BRIEF — Look for the word "della" in the entries below, then copy every line that has it.

EXERCISE MATERIALS —

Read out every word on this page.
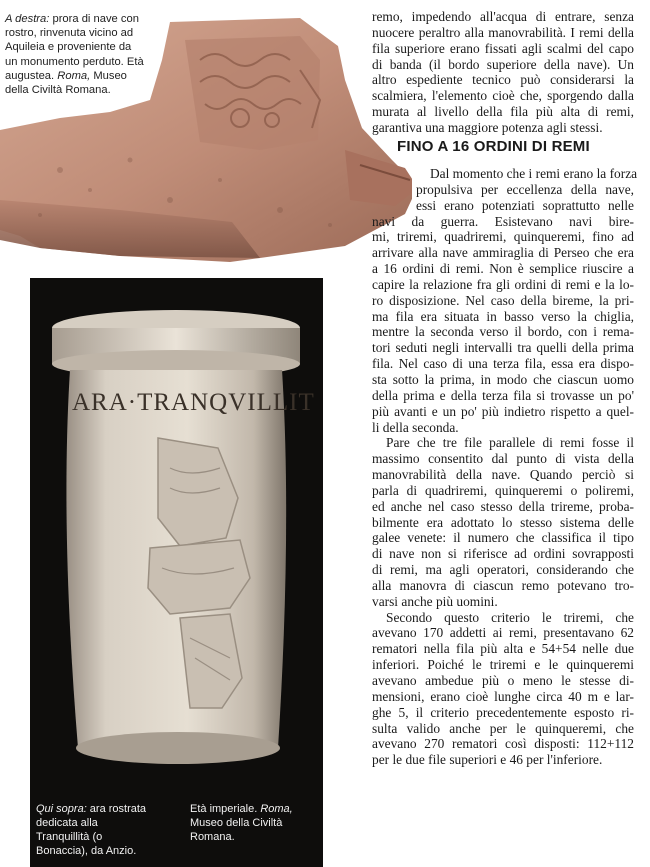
A destra: prora di nave con rostro, rinvenuta vicino ad Aquileia e proveniente da un monumento perduto. Età augustea. Roma, Museo della Civiltà Romana.

ARA·TRANQVILLIT

Qui sopra: ara rostrata dedicata alla Tranquillità (o Bonaccia), da Anzio.

Età imperiale. Roma, Museo della Civiltà Romana.

remo, impedendo all'acqua di entrare, senza nuocere peraltro alla manovrabilità. I remi della fila superiore erano fissati agli scalmi del capo di banda (il bordo superiore della nave). Un altro espediente tecnico può considerarsi la scalmiera, l'elemento cioè che, sporgendo dalla murata al livello della fila più alta di remi, garantiva una maggiore potenza agli stessi.

FINO A 16 ORDINI DI REMI
Dal momento che i remi erano la forza
propulsiva per eccellenza della nave,
essi erano potenziati soprattutto nelle
navi da guerra. Esistevano navi bire-
mi, triremi, quadriremi, quinqueremi, fino ad
arrivare alla nave ammiraglia di Perseo che era
a 16 ordini di remi. Non è semplice riuscire a
capire la relazione fra gli ordini di remi e la lo-
ro disposizione. Nel caso della bireme, la pri-
ma fila era situata in basso verso la chiglia,
mentre la seconda verso il bordo, con i rema-
tori seduti negli intervalli tra quelli della prima
fila. Nel caso di una terza fila, essa era dispo-
sta sotto la prima, in modo che ciascun uomo
della prima e della terza fila si trovasse un po'
più avanti e un po' più indietro rispetto a quel-
li della seconda.
Pare che tre file parallele di remi fosse il
massimo consentito dal punto di vista della
manovrabilità della nave. Quando perciò si
parla di quadriremi, quinqueremi o poliremi,
ed anche nel caso stesso della trireme, proba-
bilmente era adottato lo stesso sistema delle
galee venete: il numero che classifica il tipo
di nave non si riferisce ad ordini sovrapposti
di remi, ma agli operatori, considerando che
alla manovra di ciascun remo potevano tro-
varsi anche più uomini.
Secondo questo criterio le triremi, che
avevano 170 addetti ai remi, presentavano 62
rematori nella fila più alta e 54+54 nelle due
inferiori. Poiché le triremi e le quinqueremi
avevano ambedue più o meno le stesse di-
mensioni, erano cioè lunghe circa 40 m e lar-
ghe 5, il criterio precedentemente esposto ri-
sulta valido anche per le quinqueremi, che
avevano 270 rematori così disposti: 112+112
per le due file superiori e 46 per l'inferiore.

PROBLEM SOLUTION —
A destra: prora di nave con rostro, rinvenuta vicino ad Aquileia e proveniente da un monumento perduto. Età augustea. Roma, Museo della Civiltà Romana.
Età imperiale. Roma, Museo della Civiltà Romana.
remo, impedendo all'acqua di entrare, senza nuocere peraltro alla manovrabilità. I remi della fila superiore erano fissati agli scalmi del capo di banda (il bordo superiore della nave). Un altro espediente tecnico può considerarsi la scalmiera, l'elemento cioè che, sporgendo dalla murata al livello della fila più alta di remi, garantiva una maggiore potenza agli stessi.
propulsiva per eccellenza della nave,
ro disposizione. Nel caso della bireme, la pri-
tori seduti negli intervalli tra quelli della prima
della prima e della terza fila si trovasse un po'
li della seconda.
massimo consentito dal punto di vista della
manovrabilità della nave. Quando perciò si
ed anche nel caso stesso della trireme, proba-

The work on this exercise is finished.